Document excerpt.

I just received my set of glass pipes from Poe today for my 2215. They look awesome!! Poe is a fantastic guy to deal with (prompt responses, fast shipping) and the price of $90 (with free shipping right now to North America) is great (compared to ADA at least). The glass seems pretty thick IMO but I'll be sure to be careful when handling them! It's unfortunate that my tank is down at the moment for a hard-core studying hiatus - when I set it up again next summer, I'll post some pics.

Jeff.


----------



## BSS (Sep 24, 2004)

Poe - I've been thinking about looking into glass intakes/outflows recently, so the timing is good on this one. A couple questions though.

Reading the site, I see that the inflows have 3mm slits spread across the glass stem, and the stem is 30 cm (or 12 inch for my US brain ). How high up the stem do the 3mm slits go? I've got a 46g bowfront (~18" deep, if memory serves), and can currently drain 50% of the tank with the filter running. If the slits run up too high, I might need to drain 'in shifts' or turn off the filter while doing a WC. Depending on the answer to that one, any plans for a longer, 13mm inflow?

Second, is a single suction cup enough to really secure these delicate-looking glass pipes? Perhaps I'm being a bit paranoid, but I'd think two suction cups would help keep the thing from 'tipping' during tank maint and banging into the side of the tank.

Regards,
Brian.


----------



## Petrus (Aug 15, 2003)

Hi Brian,
The first slit is approximately 14-15 cm down when measured from the top of the arch. So if you're planning to drain half the tank, you would have to turn the filter off and turn it back on when you fill the tank. As for now, I've got a number of people saying that 30 cm may be too long for their tank, so not sure which way to go from here  Perhaps a good direction would be to have people vote for the best intake length . 

As for the suction cup issue, if you have the pipe all the way down such that the bottom of the arch rests on the rim of the tank, that contact point will act as a second support point and the pipe won't tilt further. Even if you don't lower it that far, we noticed that when you attach a hose to the pipes, the weight of the hose+water which extends down from the pipe is enough to keep the pipes in place. So far we've never had any problems. You do need to be a little more careful when removing/repositioning the pipes but once their set, they'll be ok.

Hope that helps. Please let me know if you have further questions.

Best regards,
Poe


----------



## deleted_user_7 (Jul 7, 2003)

Can you give us a "hint" at how the bubble counters and diffusers are different? If not that's cool. Could you maybe quote a price?


----------



## Petrus (Aug 15, 2003)

Hi justlikeapill,
I apologize but it's a bit too soon to give out such information at the moment. The devices still rely on the same principles but we're trying to improve/change certain aspects of their function (and form). 

Best regards,
Poe


----------



## deleted_user_7 (Jul 7, 2003)

No problem. Can't wait to buy them!


----------



## sayn3ver (Sep 1, 2006)

i just placed an order for the 13mm pipe set for my 2213 5 minutes ago. I'll post a review when i recieve the product. Very excited.


----------



## SPL-311 (Aug 7, 2006)

(Saved data entries)
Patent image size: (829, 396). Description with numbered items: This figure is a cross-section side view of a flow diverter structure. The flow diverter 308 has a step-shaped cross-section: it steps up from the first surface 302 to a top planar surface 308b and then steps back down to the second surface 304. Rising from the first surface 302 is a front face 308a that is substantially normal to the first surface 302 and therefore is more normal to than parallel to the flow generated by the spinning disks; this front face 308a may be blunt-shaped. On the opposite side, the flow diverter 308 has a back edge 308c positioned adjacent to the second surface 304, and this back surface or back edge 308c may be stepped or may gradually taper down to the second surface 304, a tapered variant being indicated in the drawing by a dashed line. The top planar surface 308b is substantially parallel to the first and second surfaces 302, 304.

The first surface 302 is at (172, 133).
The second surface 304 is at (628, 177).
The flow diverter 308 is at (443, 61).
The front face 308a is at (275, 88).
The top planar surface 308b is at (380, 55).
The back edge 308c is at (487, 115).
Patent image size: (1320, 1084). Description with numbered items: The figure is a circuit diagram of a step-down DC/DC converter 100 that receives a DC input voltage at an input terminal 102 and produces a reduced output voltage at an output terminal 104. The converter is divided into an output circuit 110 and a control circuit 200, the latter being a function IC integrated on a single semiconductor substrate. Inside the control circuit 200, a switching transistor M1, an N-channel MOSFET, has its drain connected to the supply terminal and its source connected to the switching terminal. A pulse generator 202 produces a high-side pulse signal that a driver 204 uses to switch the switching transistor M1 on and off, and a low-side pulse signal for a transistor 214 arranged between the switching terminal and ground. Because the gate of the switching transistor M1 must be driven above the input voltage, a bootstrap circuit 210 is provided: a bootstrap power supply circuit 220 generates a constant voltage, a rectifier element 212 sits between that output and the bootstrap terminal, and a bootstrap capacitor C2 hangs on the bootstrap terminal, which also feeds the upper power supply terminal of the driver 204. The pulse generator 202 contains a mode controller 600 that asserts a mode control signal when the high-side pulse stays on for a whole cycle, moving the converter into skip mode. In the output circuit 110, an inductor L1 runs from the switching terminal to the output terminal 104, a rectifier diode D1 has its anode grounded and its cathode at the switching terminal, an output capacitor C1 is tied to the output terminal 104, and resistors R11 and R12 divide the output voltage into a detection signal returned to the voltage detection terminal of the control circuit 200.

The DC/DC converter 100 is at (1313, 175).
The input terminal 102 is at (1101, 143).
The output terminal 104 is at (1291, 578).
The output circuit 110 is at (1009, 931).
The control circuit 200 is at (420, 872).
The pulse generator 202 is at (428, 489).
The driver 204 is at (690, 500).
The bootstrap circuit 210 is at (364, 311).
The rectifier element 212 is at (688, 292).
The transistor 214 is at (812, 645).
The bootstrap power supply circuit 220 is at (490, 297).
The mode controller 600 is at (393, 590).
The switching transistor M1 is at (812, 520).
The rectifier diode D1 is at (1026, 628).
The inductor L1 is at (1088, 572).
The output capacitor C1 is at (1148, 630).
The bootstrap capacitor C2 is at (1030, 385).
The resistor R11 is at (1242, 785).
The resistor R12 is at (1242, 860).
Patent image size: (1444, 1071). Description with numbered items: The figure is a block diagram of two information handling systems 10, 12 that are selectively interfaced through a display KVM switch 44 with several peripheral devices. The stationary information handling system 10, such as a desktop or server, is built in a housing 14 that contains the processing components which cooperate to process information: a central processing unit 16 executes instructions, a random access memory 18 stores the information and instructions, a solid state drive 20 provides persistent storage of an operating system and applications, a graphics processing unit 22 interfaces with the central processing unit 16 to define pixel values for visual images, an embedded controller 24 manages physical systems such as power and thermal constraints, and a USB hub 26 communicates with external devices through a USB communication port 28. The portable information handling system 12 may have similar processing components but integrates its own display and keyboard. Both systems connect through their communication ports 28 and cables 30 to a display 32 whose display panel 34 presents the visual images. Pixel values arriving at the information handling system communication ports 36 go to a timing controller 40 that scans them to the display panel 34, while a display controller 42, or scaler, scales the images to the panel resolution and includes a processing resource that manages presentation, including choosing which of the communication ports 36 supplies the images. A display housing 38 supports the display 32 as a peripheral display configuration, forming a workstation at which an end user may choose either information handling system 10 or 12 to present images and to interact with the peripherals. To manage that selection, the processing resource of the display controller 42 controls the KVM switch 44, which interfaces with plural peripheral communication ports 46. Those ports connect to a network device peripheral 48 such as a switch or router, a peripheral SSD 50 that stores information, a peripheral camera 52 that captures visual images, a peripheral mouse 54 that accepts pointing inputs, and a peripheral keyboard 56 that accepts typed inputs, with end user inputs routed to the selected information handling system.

Problem.
Write what comes next in the forum thread about glass aquarium pipes, picking up after its final line. These records have no connection to the forum thread about glass aquarium pipes.

Result below.
I recieved the 13mm lily pipes last week and finally got them up and running on my tank yesterday. Quality of construction is fantastic, and these products represent a fantastic value and alternative to ADA equipment. I feel they work every bit as well as their more expensive counterparts. Good work Poe!


----------



## ringram (Jan 19, 2005)

Does it need any jury-rigging to attach to the filter hose? Mine is an Eheim 2026. I think its 16/22 hose.


----------



## Petrus (Aug 15, 2003)

SPL-311: Thank you for the kind comments. We're glad you like them. We know that one of the major drawbacks of glass equipment is people are afraid they'll break them. So quality of materal is something we don't compromise. That doesn't mean they don't break, but we're trying our best to reduce the occurence. 

ringram: If you want to attach a 13mm pipe to a 16/22 hose, you'll need a 5/8"-to-1/2" hose adapter ($1-2 at hardware store). However, if you're not in a hurry, we plan to launch our 13/17 (13mm outflow/17mm inflow) set as early as next week, and the full 17 mm set in January. 

Best regards,
Poe


----------



## sayn3ver (Sep 1, 2006)

so excited, i am going to be ordering more as the 17/13 set comes out.


----------



## ringram (Jan 19, 2005)

Yeah, I'll look into the full 17mm set in January.


----------



## ianmoede (Oct 1, 2004)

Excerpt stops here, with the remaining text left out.